:: Recorded data

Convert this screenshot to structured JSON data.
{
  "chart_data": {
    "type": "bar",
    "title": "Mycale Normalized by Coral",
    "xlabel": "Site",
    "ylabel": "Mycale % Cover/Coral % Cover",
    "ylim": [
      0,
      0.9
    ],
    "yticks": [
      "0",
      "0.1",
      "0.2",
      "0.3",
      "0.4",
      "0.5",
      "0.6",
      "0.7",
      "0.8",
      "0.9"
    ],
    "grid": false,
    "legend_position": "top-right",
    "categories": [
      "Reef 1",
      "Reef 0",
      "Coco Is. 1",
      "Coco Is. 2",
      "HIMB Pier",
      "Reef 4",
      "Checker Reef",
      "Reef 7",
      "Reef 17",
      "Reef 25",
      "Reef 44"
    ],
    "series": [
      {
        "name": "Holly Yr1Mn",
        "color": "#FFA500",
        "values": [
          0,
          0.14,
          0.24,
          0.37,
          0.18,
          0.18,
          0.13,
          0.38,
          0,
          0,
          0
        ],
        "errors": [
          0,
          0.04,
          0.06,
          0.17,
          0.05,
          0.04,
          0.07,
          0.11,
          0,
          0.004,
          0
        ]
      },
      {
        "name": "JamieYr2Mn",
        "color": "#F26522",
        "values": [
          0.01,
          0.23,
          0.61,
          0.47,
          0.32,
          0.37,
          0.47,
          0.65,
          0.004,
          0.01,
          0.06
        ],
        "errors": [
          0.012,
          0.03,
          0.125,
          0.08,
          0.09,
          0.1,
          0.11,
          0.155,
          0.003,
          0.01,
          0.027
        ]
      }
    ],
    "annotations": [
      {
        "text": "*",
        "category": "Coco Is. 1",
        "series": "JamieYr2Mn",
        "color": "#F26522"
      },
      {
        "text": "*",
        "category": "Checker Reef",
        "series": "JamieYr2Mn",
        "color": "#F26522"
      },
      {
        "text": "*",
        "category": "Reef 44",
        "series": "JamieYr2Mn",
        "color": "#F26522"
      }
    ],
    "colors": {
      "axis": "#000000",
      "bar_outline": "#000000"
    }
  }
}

::::
:: Recorded data

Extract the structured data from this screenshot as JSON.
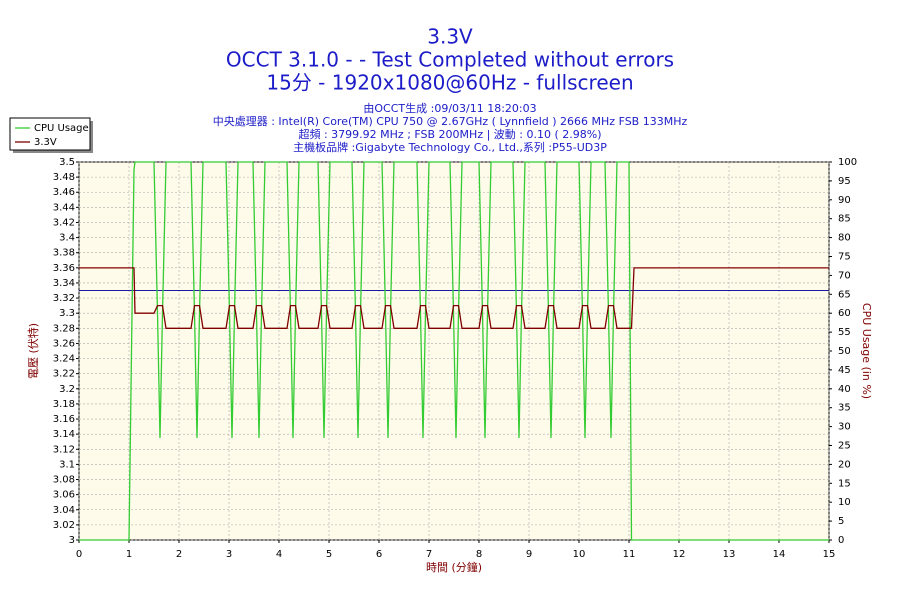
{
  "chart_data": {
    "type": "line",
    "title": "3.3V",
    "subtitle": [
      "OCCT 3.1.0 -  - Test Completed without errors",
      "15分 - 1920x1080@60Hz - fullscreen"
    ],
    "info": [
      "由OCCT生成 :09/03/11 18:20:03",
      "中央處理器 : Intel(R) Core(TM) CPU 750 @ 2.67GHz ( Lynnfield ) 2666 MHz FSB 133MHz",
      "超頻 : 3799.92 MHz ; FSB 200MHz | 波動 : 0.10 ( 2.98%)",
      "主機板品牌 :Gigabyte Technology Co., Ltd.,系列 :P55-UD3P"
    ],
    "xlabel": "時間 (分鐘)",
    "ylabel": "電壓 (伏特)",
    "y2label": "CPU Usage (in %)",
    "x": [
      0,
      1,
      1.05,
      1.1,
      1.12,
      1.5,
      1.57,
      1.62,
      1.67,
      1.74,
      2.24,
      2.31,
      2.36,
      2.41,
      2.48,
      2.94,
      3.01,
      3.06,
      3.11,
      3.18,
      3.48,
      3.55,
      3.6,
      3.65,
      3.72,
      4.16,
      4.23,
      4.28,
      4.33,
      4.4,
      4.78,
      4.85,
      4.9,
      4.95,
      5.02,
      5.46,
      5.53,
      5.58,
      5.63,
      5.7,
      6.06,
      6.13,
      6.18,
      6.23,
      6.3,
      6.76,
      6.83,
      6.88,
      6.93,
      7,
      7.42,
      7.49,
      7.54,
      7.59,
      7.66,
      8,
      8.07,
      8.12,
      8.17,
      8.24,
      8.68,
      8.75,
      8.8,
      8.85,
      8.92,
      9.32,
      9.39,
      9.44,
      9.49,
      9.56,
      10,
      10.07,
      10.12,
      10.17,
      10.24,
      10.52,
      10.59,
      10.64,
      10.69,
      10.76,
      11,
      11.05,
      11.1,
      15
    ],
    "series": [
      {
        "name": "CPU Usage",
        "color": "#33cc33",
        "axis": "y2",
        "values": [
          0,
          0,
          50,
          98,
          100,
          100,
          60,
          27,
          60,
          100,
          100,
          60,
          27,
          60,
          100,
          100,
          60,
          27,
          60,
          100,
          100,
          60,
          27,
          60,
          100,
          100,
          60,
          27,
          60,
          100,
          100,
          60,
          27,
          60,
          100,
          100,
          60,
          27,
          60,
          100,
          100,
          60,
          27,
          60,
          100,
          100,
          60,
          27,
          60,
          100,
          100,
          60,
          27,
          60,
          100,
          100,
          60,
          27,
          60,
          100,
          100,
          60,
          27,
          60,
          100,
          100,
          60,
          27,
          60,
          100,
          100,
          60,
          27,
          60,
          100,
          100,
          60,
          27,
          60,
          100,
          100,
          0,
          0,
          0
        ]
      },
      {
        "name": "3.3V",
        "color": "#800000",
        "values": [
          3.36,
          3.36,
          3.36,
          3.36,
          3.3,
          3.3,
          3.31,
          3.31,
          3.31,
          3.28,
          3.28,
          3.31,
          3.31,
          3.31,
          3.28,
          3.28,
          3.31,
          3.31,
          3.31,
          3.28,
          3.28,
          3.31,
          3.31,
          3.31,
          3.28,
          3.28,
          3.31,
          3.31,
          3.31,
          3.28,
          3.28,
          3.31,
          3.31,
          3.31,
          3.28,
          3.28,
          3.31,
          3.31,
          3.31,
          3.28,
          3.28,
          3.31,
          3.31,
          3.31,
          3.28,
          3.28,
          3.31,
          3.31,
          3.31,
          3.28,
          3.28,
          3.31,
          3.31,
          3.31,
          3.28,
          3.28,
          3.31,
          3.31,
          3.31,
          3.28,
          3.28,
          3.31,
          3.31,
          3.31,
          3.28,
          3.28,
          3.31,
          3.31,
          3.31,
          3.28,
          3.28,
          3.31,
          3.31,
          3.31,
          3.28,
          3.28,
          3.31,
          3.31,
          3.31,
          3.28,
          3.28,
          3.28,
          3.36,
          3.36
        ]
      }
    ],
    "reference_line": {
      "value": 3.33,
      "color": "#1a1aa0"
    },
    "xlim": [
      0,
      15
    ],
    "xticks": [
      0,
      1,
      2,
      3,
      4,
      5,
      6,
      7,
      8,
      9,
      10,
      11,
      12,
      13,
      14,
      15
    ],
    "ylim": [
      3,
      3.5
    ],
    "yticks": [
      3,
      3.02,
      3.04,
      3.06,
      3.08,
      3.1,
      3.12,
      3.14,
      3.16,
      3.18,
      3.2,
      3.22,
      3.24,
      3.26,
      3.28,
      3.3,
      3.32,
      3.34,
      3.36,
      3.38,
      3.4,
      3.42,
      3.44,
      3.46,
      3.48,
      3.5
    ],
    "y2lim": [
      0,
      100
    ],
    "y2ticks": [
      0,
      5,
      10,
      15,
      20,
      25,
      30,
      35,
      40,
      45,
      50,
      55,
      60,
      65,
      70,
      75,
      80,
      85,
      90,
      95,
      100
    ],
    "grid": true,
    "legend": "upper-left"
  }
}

::::

How many lines of the listing above include the word "screenshot"? State the number and nothing else.

2